* _AIM_
Write the material out again, line by line, exactly as it is.

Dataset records
-- start --
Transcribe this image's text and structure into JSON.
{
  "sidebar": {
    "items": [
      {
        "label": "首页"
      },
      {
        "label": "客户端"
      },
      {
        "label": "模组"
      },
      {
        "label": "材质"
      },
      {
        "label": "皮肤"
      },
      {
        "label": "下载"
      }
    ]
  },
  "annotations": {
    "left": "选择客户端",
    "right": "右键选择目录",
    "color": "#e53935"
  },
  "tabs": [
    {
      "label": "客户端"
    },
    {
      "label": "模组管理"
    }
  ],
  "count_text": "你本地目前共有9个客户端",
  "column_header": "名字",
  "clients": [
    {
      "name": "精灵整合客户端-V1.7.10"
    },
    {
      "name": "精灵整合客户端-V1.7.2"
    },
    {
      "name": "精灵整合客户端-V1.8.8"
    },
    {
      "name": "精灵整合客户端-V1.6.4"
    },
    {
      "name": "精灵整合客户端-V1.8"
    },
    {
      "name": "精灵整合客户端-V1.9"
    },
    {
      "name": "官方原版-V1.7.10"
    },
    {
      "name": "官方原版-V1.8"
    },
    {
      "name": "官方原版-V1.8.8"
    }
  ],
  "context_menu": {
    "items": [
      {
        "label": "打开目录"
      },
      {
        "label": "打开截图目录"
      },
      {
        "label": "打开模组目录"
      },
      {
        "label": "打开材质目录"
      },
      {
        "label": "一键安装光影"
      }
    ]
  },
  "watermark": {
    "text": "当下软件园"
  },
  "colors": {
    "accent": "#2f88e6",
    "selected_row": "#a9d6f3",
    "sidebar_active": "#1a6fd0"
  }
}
-- end --
* _TASK RESULT_
Transcribe this image's text and structure into JSON.
{
  "sidebar": {
    "items": [
      {
        "label": "首页"
      },
      {
        "label": "客户端"
      },
      {
        "label": "模组"
      },
      {
        "label": "材质"
      },
      {
        "label": "皮肤"
      },
      {
        "label": "下载"
      }
    ]
  },
  "annotations": {
    "left": "选择客户端",
    "right": "右键选择目录",
    "color": "#e53935"
  },
  "tabs": [
    {
      "label": "客户端"
    },
    {
      "label": "模组管理"
    }
  ],
  "count_text": "你本地目前共有9个客户端",
  "column_header": "名字",
  "clients": [
    {
      "name": "精灵整合客户端-V1.7.10"
    },
    {
      "name": "精灵整合客户端-V1.7.2"
    },
    {
      "name": "精灵整合客户端-V1.8.8"
    },
    {
      "name": "精灵整合客户端-V1.6.4"
    },
    {
      "name": "精灵整合客户端-V1.8"
    },
    {
      "name": "精灵整合客户端-V1.9"
    },
    {
      "name": "官方原版-V1.7.10"
    },
    {
      "name": "官方原版-V1.8"
    },
    {
      "name": "官方原版-V1.8.8"
    }
  ],
  "context_menu": {
    "items": [
      {
        "label": "打开目录"
      },
      {
        "label": "打开截图目录"
      },
      {
        "label": "打开模组目录"
      },
      {
        "label": "打开材质目录"
      },
      {
        "label": "一键安装光影"
      }
    ]
  },
  "watermark": {
    "text": "当下软件园"
  },
  "colors": {
    "accent": "#2f88e6",
    "selected_row": "#a9d6f3",
    "sidebar_active": "#1a6fd0"
  }
}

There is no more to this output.